--- begin ---

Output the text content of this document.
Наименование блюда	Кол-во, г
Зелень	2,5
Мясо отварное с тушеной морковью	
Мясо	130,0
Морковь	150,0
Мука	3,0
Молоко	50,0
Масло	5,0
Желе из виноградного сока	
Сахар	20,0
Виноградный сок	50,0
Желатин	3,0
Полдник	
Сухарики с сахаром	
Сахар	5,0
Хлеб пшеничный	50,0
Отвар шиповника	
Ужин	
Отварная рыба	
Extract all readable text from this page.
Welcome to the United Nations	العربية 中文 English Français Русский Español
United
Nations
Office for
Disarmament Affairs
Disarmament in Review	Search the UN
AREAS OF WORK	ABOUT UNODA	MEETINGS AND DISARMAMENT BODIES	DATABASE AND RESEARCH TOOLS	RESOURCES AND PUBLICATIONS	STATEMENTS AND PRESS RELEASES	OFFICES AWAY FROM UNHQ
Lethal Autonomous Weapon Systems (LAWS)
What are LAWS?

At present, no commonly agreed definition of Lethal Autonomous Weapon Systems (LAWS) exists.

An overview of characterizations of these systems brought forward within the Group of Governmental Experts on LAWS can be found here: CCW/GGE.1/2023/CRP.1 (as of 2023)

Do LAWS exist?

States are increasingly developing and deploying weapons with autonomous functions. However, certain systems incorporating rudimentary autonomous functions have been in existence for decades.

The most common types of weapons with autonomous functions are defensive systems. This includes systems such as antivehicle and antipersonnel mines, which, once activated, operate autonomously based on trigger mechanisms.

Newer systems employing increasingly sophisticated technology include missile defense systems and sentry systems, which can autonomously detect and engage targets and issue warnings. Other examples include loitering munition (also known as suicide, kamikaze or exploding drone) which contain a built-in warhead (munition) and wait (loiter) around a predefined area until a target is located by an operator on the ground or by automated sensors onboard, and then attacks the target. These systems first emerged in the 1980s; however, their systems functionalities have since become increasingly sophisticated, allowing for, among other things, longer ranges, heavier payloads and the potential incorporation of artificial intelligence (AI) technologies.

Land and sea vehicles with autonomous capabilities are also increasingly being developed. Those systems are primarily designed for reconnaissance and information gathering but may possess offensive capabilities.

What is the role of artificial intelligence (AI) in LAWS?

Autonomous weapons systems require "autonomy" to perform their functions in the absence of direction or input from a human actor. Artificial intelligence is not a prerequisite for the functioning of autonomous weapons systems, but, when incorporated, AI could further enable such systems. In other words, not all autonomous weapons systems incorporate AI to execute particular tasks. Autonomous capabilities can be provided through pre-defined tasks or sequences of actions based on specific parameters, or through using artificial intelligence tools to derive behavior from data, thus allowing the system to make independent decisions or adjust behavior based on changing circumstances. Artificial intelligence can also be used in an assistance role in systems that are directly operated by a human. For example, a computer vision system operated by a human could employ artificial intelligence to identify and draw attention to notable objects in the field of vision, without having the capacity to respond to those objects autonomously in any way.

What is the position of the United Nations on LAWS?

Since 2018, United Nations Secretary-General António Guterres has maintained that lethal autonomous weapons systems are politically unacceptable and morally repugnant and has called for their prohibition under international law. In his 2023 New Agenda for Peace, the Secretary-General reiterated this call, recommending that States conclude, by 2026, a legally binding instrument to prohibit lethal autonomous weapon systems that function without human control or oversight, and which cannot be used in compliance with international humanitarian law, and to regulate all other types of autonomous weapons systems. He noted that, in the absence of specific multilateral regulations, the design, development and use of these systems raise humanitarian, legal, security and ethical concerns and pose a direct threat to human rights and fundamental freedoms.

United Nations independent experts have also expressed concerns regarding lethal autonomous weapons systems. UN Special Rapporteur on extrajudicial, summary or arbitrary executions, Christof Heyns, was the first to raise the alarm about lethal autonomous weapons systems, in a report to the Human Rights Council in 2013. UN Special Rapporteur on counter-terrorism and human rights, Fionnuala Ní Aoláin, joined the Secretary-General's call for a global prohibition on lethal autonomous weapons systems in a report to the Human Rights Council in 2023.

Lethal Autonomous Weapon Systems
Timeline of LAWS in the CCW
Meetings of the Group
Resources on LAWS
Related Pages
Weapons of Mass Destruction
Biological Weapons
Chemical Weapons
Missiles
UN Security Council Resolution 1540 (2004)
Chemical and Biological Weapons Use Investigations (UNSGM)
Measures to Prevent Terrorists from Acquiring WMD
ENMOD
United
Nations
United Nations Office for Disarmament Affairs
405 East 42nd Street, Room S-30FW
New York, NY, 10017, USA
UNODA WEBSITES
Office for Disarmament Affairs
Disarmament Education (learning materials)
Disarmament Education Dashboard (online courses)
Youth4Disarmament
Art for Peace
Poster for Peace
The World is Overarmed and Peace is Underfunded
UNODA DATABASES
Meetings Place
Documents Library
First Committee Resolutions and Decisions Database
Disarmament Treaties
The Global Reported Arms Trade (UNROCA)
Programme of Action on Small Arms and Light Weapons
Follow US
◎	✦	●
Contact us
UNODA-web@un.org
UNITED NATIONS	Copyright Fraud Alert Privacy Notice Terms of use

--- end ---

**Exercise goal:** Which lines include the word "UNODA"? List them all.

**Task response:**
AREAS OF WORK	ABOUT UNODA	MEETINGS AND DISARMAMENT BODIES	DATABASE AND RESEARCH TOOLS	RESOURCES AND PUBLICATIONS	STATEMENTS AND PRESS RELEASES	OFFICES AWAY FROM UNHQ
UNODA WEBSITES
UNODA DATABASES
UNODA-web@un.org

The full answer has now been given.